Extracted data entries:
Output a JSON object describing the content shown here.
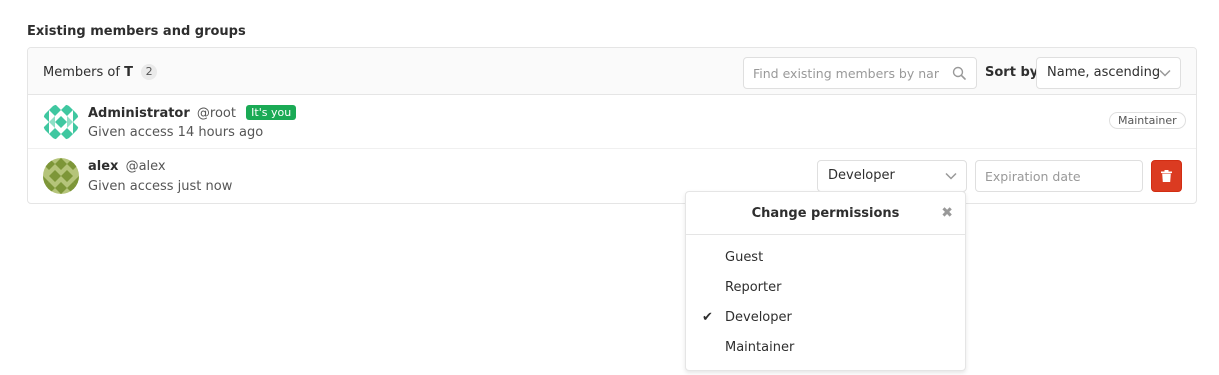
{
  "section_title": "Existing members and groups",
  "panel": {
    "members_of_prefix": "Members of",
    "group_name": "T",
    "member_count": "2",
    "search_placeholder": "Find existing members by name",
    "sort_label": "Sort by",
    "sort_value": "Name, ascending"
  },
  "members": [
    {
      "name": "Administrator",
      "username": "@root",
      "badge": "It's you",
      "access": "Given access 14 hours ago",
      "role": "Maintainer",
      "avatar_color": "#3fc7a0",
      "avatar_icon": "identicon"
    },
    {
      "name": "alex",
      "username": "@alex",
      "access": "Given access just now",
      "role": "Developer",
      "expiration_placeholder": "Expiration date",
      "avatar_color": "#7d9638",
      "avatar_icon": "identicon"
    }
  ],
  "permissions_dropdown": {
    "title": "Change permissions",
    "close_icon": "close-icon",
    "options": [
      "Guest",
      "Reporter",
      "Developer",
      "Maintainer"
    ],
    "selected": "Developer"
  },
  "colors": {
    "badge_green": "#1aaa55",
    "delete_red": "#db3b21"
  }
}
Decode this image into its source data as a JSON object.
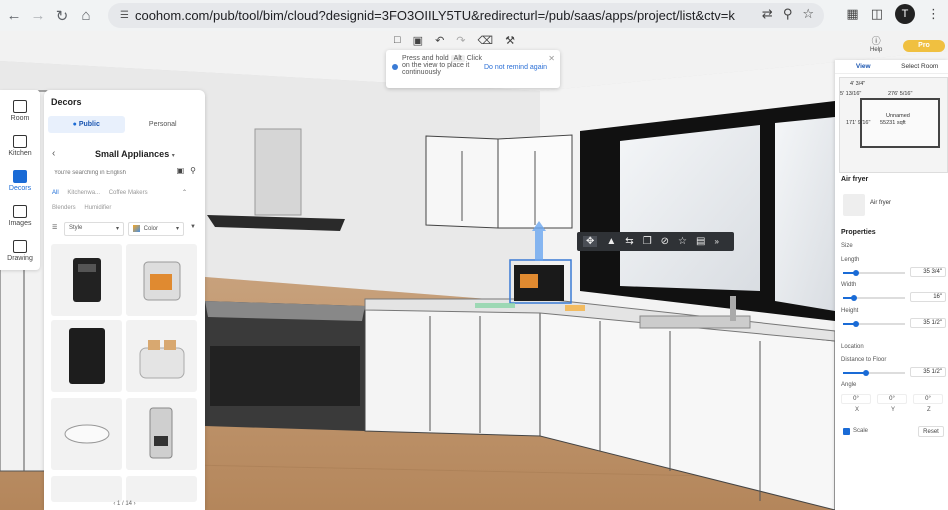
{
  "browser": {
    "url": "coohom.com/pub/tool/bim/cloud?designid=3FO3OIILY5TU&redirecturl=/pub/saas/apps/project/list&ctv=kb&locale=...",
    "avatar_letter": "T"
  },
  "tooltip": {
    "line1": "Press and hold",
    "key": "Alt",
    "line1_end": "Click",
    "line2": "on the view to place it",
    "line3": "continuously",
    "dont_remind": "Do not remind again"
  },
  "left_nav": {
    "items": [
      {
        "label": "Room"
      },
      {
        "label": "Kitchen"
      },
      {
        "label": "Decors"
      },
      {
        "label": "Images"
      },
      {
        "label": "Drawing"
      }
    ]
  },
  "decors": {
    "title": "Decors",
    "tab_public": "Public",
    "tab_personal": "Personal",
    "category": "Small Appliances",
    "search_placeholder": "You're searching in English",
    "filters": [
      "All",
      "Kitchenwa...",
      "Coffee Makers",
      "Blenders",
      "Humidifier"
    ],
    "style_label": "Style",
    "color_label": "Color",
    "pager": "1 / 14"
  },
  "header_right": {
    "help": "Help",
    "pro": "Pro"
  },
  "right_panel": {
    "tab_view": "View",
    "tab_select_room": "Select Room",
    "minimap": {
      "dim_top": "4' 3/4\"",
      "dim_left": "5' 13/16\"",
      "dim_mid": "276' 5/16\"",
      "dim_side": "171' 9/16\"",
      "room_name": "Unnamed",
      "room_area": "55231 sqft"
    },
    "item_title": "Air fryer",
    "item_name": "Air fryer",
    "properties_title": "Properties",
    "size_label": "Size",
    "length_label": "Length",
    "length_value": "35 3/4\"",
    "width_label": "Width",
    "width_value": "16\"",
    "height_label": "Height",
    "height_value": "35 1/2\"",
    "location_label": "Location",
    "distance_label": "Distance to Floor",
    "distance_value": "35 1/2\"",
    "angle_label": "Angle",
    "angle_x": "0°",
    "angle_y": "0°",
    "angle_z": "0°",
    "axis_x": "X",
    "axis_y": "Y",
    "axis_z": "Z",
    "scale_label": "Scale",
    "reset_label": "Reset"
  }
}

**Request:** Retype each line of the listing above word for word. Exclude the pictures.

**Solution for this task:**
Output a JSON object describing the content shown here.
{
  "section_title": "Existing members and groups",
  "panel": {
    "members_of_prefix": "Members of",
    "group_name": "T",
    "member_count": "2",
    "search_placeholder": "Find existing members by name",
    "sort_label": "Sort by",
    "sort_value": "Name, ascending"
  },
  "members": [
    {
      "name": "Administrator",
      "username": "@root",
      "badge": "It's you",
      "access": "Given access 14 hours ago",
      "role": "Maintainer",
      "avatar_color": "#3fc7a0",
      "avatar_icon": "identicon"
    },
    {
      "name": "alex",
      "username": "@alex",
      "access": "Given access just now",
      "role": "Developer",
      "expiration_placeholder": "Expiration date",
      "avatar_color": "#7d9638",
      "avatar_icon": "identicon"
    }
  ],
  "permissions_dropdown": {
    "title": "Change permissions",
    "close_icon": "close-icon",
    "options": [
      "Guest",
      "Reporter",
      "Developer",
      "Maintainer"
    ],
    "selected": "Developer"
  },
  "colors": {
    "badge_green": "#1aaa55",
    "delete_red": "#db3b21"
  }
}
Decode this image into its source data as a JSON object.
{
  "browser": {
    "url": "coohom.com/pub/tool/bim/cloud?designid=3FO3OIILY5TU&redirecturl=/pub/saas/apps/project/list&ctv=kb&locale=...",
    "avatar_letter": "T"
  },
  "tooltip": {
    "line1": "Press and hold",
    "key": "Alt",
    "line1_end": "Click",
    "line2": "on the view to place it",
    "line3": "continuously",
    "dont_remind": "Do not remind again"
  },
  "left_nav": {
    "items": [
      {
        "label": "Room"
      },
      {
        "label": "Kitchen"
      },
      {
        "label": "Decors"
      },
      {
        "label": "Images"
      },
      {
        "label": "Drawing"
      }
    ]
  },
  "decors": {
    "title": "Decors",
    "tab_public": "Public",
    "tab_personal": "Personal",
    "category": "Small Appliances",
    "search_placeholder": "You're searching in English",
    "filters": [
      "All",
      "Kitchenwa...",
      "Coffee Makers",
      "Blenders",
      "Humidifier"
    ],
    "style_label": "Style",
    "color_label": "Color",
    "pager": "1 / 14"
  },
  "header_right": {
    "help": "Help",
    "pro": "Pro"
  },
  "right_panel": {
    "tab_view": "View",
    "tab_select_room": "Select Room",
    "minimap": {
      "dim_top": "4' 3/4\"",
      "dim_left": "5' 13/16\"",
      "dim_mid": "276' 5/16\"",
      "dim_side": "171' 9/16\"",
      "room_name": "Unnamed",
      "room_area": "55231 sqft"
    },
    "item_title": "Air fryer",
    "item_name": "Air fryer",
    "properties_title": "Properties",
    "size_label": "Size",
    "length_label": "Length",
    "length_value": "35 3/4\"",
    "width_label": "Width",
    "width_value": "16\"",
    "height_label": "Height",
    "height_value": "35 1/2\"",
    "location_label": "Location",
    "distance_label": "Distance to Floor",
    "distance_value": "35 1/2\"",
    "angle_label": "Angle",
    "angle_x": "0°",
    "angle_y": "0°",
    "angle_z": "0°",
    "axis_x": "X",
    "axis_y": "Y",
    "axis_z": "Z",
    "scale_label": "Scale",
    "reset_label": "Reset"
  }
}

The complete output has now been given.